▶ _What to produce_: Wherever "cours" appears in a line of the listing, that line should be returned.

-- Data for the task follows --

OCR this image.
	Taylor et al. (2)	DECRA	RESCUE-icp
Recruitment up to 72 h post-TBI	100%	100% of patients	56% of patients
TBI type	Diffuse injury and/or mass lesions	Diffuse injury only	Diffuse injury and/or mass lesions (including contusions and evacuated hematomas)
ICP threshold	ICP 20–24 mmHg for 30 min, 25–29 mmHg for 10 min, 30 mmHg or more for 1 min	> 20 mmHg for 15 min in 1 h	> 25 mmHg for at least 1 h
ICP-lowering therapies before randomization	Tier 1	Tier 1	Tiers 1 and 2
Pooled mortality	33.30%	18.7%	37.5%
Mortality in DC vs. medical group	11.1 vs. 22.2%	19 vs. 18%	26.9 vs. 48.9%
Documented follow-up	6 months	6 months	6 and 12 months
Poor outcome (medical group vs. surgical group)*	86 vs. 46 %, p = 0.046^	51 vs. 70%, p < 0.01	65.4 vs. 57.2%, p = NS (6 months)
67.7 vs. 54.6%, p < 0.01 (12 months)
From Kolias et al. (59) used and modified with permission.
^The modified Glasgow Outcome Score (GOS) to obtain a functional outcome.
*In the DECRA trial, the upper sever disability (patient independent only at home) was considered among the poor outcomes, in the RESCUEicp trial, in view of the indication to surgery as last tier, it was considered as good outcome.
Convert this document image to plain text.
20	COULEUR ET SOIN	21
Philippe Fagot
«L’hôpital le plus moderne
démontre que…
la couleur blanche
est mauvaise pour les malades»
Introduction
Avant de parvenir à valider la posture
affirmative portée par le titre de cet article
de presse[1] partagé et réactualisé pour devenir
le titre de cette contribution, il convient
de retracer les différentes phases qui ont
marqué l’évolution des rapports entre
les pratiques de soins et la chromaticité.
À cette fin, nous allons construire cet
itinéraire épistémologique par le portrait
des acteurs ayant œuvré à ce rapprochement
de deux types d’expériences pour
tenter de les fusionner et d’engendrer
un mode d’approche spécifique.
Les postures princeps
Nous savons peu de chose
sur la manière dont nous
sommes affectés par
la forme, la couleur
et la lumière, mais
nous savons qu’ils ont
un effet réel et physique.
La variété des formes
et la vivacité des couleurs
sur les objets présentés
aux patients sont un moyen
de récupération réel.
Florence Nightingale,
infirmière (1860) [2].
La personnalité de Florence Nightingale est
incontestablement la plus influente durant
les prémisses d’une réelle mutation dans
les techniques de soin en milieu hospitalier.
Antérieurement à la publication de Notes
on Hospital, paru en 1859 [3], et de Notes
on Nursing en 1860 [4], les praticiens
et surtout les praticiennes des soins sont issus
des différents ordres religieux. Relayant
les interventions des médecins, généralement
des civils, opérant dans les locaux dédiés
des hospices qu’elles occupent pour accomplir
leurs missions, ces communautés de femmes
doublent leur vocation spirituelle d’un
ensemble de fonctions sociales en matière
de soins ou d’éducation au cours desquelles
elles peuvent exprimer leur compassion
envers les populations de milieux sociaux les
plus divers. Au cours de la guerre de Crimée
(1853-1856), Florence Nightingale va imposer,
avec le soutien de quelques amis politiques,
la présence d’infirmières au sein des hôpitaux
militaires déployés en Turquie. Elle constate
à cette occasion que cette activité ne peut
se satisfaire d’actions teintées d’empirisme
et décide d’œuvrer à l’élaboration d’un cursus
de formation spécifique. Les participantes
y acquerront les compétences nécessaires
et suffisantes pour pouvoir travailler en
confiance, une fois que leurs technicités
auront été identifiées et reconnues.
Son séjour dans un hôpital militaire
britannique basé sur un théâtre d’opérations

-- Data for the task concluded --

▶ _Output_:
de soins ou d’éducation au cours desquelles
plus divers. Au cours de la guerre de Crimée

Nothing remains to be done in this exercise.